Stored data

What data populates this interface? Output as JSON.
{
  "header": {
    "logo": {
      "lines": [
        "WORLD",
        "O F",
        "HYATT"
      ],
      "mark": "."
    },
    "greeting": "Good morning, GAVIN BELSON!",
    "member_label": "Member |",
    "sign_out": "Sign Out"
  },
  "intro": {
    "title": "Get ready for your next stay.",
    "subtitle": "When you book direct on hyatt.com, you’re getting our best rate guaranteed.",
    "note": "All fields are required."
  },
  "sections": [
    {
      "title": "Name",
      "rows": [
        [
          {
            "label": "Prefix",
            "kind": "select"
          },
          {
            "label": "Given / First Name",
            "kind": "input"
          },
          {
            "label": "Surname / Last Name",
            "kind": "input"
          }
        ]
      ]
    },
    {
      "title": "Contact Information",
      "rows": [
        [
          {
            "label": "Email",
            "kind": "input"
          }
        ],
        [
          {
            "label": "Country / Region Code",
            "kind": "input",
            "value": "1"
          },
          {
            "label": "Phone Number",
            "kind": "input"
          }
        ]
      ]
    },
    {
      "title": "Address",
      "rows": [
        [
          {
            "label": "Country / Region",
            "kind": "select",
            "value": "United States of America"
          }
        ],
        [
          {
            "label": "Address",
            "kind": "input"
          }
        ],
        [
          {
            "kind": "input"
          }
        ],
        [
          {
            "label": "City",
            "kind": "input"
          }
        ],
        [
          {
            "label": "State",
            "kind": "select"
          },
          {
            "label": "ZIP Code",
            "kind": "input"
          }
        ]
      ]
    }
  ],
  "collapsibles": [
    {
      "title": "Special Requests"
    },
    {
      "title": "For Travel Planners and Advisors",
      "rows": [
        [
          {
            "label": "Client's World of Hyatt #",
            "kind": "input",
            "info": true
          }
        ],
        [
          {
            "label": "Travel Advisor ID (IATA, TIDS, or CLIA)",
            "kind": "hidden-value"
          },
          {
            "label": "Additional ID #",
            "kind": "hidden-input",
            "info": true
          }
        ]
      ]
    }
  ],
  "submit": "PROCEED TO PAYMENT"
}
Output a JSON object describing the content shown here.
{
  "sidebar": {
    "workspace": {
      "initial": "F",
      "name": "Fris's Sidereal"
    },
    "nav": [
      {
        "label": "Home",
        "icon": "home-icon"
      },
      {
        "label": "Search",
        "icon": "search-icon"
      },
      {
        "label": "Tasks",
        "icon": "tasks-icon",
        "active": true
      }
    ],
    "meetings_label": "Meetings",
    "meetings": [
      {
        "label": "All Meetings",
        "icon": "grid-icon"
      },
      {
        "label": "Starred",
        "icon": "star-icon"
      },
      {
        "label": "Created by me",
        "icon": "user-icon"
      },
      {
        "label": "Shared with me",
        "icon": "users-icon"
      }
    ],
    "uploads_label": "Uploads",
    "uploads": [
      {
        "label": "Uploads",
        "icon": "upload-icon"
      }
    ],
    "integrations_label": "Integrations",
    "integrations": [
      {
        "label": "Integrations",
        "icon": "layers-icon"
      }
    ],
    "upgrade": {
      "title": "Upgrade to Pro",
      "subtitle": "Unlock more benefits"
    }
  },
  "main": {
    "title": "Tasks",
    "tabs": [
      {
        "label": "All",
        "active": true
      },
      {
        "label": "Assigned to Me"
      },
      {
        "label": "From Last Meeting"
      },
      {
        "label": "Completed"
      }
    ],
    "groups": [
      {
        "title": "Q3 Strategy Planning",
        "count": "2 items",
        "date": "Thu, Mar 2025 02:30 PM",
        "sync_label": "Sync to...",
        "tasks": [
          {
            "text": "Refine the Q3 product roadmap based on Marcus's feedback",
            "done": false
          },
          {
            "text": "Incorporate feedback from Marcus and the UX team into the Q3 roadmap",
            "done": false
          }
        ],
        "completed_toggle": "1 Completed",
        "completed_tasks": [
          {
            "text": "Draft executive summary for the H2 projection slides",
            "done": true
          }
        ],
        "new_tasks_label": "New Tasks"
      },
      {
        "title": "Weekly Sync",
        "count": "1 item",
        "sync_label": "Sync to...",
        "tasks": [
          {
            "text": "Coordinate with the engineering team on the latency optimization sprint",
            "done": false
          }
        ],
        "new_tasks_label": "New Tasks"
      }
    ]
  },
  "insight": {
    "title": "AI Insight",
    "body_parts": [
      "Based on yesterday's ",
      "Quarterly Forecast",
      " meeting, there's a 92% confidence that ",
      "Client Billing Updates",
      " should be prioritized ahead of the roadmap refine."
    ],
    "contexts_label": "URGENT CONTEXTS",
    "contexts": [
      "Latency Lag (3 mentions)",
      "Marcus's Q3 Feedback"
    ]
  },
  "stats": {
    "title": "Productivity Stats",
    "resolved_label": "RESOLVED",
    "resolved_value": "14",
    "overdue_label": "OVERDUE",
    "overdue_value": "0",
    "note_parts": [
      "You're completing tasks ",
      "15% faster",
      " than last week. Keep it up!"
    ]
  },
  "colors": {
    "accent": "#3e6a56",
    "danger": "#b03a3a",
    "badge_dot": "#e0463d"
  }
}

> [WHAT YOU HAVE TO DO]
Pull out all lines in the data above that include "with".

> [FINAL RESULT]
        "label": "Shared with me",
            "text": "Coordinate with the engineering team on the latency optimization sprint",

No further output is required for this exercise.